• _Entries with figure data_
· · · ·

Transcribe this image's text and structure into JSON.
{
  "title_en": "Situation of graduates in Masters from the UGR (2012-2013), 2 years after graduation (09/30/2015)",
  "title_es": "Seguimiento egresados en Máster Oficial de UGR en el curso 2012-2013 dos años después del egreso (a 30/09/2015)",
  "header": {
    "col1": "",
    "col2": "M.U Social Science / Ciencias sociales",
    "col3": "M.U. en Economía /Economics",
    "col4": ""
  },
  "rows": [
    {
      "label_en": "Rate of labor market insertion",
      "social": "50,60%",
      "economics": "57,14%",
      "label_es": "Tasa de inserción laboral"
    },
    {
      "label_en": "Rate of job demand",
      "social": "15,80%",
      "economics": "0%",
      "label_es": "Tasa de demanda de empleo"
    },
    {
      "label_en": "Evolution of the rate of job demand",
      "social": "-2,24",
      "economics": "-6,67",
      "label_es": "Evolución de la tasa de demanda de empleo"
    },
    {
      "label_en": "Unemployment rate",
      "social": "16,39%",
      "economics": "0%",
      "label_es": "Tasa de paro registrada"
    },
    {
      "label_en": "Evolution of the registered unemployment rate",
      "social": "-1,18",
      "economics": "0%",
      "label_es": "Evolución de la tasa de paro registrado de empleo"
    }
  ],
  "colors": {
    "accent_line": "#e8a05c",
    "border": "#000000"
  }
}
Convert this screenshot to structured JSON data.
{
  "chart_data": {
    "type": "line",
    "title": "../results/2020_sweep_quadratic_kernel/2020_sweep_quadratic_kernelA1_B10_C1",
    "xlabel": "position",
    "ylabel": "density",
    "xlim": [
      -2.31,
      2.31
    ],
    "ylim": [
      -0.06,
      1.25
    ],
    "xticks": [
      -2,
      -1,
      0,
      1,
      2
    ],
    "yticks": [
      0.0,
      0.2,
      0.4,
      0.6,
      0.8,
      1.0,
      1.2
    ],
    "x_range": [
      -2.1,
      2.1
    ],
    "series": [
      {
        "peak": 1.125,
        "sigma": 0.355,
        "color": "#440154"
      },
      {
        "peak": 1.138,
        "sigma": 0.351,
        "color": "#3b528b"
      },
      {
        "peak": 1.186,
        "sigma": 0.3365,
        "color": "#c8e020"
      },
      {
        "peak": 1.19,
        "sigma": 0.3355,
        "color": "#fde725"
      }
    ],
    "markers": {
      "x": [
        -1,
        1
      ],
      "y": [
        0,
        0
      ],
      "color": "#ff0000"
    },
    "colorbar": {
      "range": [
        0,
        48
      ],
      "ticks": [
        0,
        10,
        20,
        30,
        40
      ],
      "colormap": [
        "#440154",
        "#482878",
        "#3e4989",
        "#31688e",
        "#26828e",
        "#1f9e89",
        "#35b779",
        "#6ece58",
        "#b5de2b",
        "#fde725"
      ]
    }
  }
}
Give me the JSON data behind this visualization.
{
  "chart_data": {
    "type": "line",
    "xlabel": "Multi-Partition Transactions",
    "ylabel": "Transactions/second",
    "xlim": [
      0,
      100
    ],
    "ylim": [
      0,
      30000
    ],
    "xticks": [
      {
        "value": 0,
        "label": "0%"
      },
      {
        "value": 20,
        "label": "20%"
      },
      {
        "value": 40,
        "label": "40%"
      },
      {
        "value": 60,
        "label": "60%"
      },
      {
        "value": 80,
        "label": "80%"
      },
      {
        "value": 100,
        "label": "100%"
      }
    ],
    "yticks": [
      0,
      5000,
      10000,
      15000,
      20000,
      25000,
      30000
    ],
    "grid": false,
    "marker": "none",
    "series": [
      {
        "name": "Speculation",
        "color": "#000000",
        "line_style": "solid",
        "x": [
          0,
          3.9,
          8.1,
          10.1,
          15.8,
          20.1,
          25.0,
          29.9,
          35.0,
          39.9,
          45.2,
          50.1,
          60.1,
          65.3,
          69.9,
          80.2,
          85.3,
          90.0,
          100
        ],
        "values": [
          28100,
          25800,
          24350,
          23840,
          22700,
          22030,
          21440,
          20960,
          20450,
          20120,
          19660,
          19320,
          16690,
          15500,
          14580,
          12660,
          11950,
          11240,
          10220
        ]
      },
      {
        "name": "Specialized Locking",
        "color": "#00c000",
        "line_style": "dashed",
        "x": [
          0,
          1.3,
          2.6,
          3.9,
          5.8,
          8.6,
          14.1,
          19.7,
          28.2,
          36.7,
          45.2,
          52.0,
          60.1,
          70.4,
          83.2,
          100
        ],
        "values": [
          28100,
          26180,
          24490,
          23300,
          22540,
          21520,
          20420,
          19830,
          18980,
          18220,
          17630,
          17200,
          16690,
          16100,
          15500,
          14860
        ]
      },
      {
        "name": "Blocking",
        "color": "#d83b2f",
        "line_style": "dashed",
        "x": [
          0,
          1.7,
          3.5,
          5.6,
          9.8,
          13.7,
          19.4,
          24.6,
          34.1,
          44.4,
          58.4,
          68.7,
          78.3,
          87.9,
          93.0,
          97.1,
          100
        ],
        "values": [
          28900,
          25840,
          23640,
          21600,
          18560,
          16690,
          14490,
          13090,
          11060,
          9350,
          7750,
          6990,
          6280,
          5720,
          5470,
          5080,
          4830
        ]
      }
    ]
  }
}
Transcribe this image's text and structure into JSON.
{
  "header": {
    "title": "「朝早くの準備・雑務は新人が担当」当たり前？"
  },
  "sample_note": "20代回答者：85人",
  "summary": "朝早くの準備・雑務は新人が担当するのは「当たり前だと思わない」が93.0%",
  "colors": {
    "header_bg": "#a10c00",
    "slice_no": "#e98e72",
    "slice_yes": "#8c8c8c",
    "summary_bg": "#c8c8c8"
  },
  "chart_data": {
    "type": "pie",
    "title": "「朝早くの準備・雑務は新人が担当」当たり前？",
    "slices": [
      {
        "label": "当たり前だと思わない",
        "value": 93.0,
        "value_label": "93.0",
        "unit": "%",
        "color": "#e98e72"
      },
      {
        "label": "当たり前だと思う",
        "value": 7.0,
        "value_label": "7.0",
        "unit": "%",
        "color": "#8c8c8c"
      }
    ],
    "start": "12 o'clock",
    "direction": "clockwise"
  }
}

· · · ·

• _Work to be completed_
Make a tally of the lines in this data that include the string "empleo", and answer with that tally alone.

• _Result of the exercise_
3